##### EXTRACTED DATA

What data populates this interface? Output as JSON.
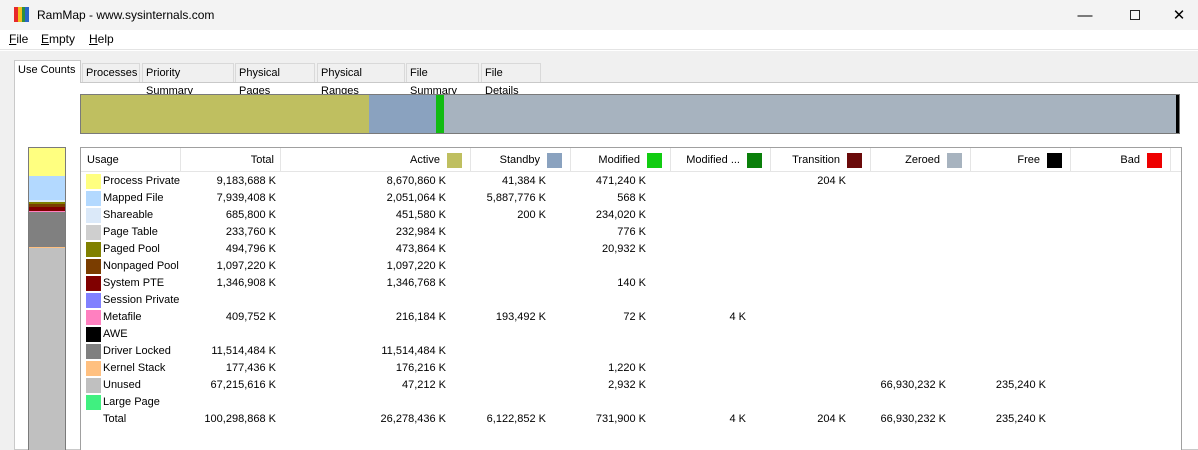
{
  "window": {
    "title": "RamMap - www.sysinternals.com",
    "icon_colors": [
      "#e8282a",
      "#f2c01c",
      "#2f8f3f",
      "#2a66c8"
    ]
  },
  "menu": [
    {
      "label": "File",
      "accel": "F",
      "rest": "ile"
    },
    {
      "label": "Empty",
      "accel": "E",
      "rest": "mpty"
    },
    {
      "label": "Help",
      "accel": "H",
      "rest": "elp"
    }
  ],
  "tabs": [
    "Use Counts",
    "Processes",
    "Priority Summary",
    "Physical Pages",
    "Physical Ranges",
    "File Summary",
    "File Details"
  ],
  "active_tab": "Use Counts",
  "overview_bar": [
    {
      "label": "Active",
      "color": "#bfbf60",
      "fraction": 0.262
    },
    {
      "label": "Standby",
      "color": "#8aa2bf",
      "fraction": 0.061
    },
    {
      "label": "Modified",
      "color": "#11bb11",
      "fraction": 0.0073
    },
    {
      "label": "Zeroed",
      "color": "#a7b3bf",
      "fraction": 0.667
    },
    {
      "label": "Free",
      "color": "#000000",
      "fraction": 0.0024
    }
  ],
  "columns": {
    "usage": "Usage",
    "total": "Total",
    "active": "Active",
    "standby": "Standby",
    "modified": "Modified",
    "modified_no_write": "Modified ...",
    "transition": "Transition",
    "zeroed": "Zeroed",
    "free": "Free",
    "bad": "Bad"
  },
  "column_colors": {
    "active": "#bfbf60",
    "standby": "#8aa2bf",
    "modified": "#11cc11",
    "modified_no_write": "#0a7f0a",
    "transition": "#6a0a0a",
    "zeroed": "#a7b3bf",
    "free": "#000000",
    "bad": "#ee0000"
  },
  "rows": [
    {
      "usage": "Process Private",
      "color": "#ffff80",
      "total": "9,183,688 K",
      "active": "8,670,860 K",
      "standby": "41,384 K",
      "modified": "471,240 K",
      "modified_no_write": "",
      "transition": "204 K",
      "zeroed": "",
      "free": "",
      "bad": ""
    },
    {
      "usage": "Mapped File",
      "color": "#b3d9ff",
      "total": "7,939,408 K",
      "active": "2,051,064 K",
      "standby": "5,887,776 K",
      "modified": "568 K",
      "modified_no_write": "",
      "transition": "",
      "zeroed": "",
      "free": "",
      "bad": ""
    },
    {
      "usage": "Shareable",
      "color": "#dbe9f9",
      "total": "685,800 K",
      "active": "451,580 K",
      "standby": "200 K",
      "modified": "234,020 K",
      "modified_no_write": "",
      "transition": "",
      "zeroed": "",
      "free": "",
      "bad": ""
    },
    {
      "usage": "Page Table",
      "color": "#cfcfcf",
      "total": "233,760 K",
      "active": "232,984 K",
      "standby": "",
      "modified": "776 K",
      "modified_no_write": "",
      "transition": "",
      "zeroed": "",
      "free": "",
      "bad": ""
    },
    {
      "usage": "Paged Pool",
      "color": "#808000",
      "total": "494,796 K",
      "active": "473,864 K",
      "standby": "",
      "modified": "20,932 K",
      "modified_no_write": "",
      "transition": "",
      "zeroed": "",
      "free": "",
      "bad": ""
    },
    {
      "usage": "Nonpaged Pool",
      "color": "#7a3d00",
      "total": "1,097,220 K",
      "active": "1,097,220 K",
      "standby": "",
      "modified": "",
      "modified_no_write": "",
      "transition": "",
      "zeroed": "",
      "free": "",
      "bad": ""
    },
    {
      "usage": "System PTE",
      "color": "#800000",
      "total": "1,346,908 K",
      "active": "1,346,768 K",
      "standby": "",
      "modified": "140 K",
      "modified_no_write": "",
      "transition": "",
      "zeroed": "",
      "free": "",
      "bad": ""
    },
    {
      "usage": "Session Private",
      "color": "#8080ff",
      "total": "",
      "active": "",
      "standby": "",
      "modified": "",
      "modified_no_write": "",
      "transition": "",
      "zeroed": "",
      "free": "",
      "bad": ""
    },
    {
      "usage": "Metafile",
      "color": "#ff80c0",
      "total": "409,752 K",
      "active": "216,184 K",
      "standby": "193,492 K",
      "modified": "72 K",
      "modified_no_write": "4 K",
      "transition": "",
      "zeroed": "",
      "free": "",
      "bad": ""
    },
    {
      "usage": "AWE",
      "color": "#000000",
      "total": "",
      "active": "",
      "standby": "",
      "modified": "",
      "modified_no_write": "",
      "transition": "",
      "zeroed": "",
      "free": "",
      "bad": ""
    },
    {
      "usage": "Driver Locked",
      "color": "#808080",
      "total": "11,514,484 K",
      "active": "11,514,484 K",
      "standby": "",
      "modified": "",
      "modified_no_write": "",
      "transition": "",
      "zeroed": "",
      "free": "",
      "bad": ""
    },
    {
      "usage": "Kernel Stack",
      "color": "#ffc080",
      "total": "177,436 K",
      "active": "176,216 K",
      "standby": "",
      "modified": "1,220 K",
      "modified_no_write": "",
      "transition": "",
      "zeroed": "",
      "free": "",
      "bad": ""
    },
    {
      "usage": "Unused",
      "color": "#c0c0c0",
      "total": "67,215,616 K",
      "active": "47,212 K",
      "standby": "",
      "modified": "2,932 K",
      "modified_no_write": "",
      "transition": "",
      "zeroed": "66,930,232 K",
      "free": "235,240 K",
      "bad": ""
    },
    {
      "usage": "Large Page",
      "color": "#40f080",
      "total": "",
      "active": "",
      "standby": "",
      "modified": "",
      "modified_no_write": "",
      "transition": "",
      "zeroed": "",
      "free": "",
      "bad": ""
    },
    {
      "usage": "Total",
      "color": "",
      "total": "100,298,868 K",
      "active": "26,278,436 K",
      "standby": "6,122,852 K",
      "modified": "731,900 K",
      "modified_no_write": "4 K",
      "transition": "204 K",
      "zeroed": "66,930,232 K",
      "free": "235,240 K",
      "bad": ""
    }
  ],
  "usage_bar": [
    {
      "label": "Process Private",
      "color": "#ffff80",
      "fraction": 0.0916
    },
    {
      "label": "Mapped File",
      "color": "#b3d9ff",
      "fraction": 0.0792
    },
    {
      "label": "Shareable",
      "color": "#dbe9f9",
      "fraction": 0.0068
    },
    {
      "label": "Page Table",
      "color": "#cfcfcf",
      "fraction": 0.0023
    },
    {
      "label": "Paged Pool",
      "color": "#808000",
      "fraction": 0.0049
    },
    {
      "label": "Nonpaged Pool",
      "color": "#7a3d00",
      "fraction": 0.0109
    },
    {
      "label": "System PTE",
      "color": "#800000",
      "fraction": 0.0134
    },
    {
      "label": "Metafile",
      "color": "#ff80c0",
      "fraction": 0.0041
    },
    {
      "label": "Driver Locked",
      "color": "#808080",
      "fraction": 0.1148
    },
    {
      "label": "Kernel Stack",
      "color": "#ffc080",
      "fraction": 0.0018
    },
    {
      "label": "Unused",
      "color": "#c0c0c0",
      "fraction": 0.6702
    }
  ]
}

##########

**WORK REQUIRED**
Count each line with "Private" in it and report that figure by itself.

**FINAL ANSWER**
3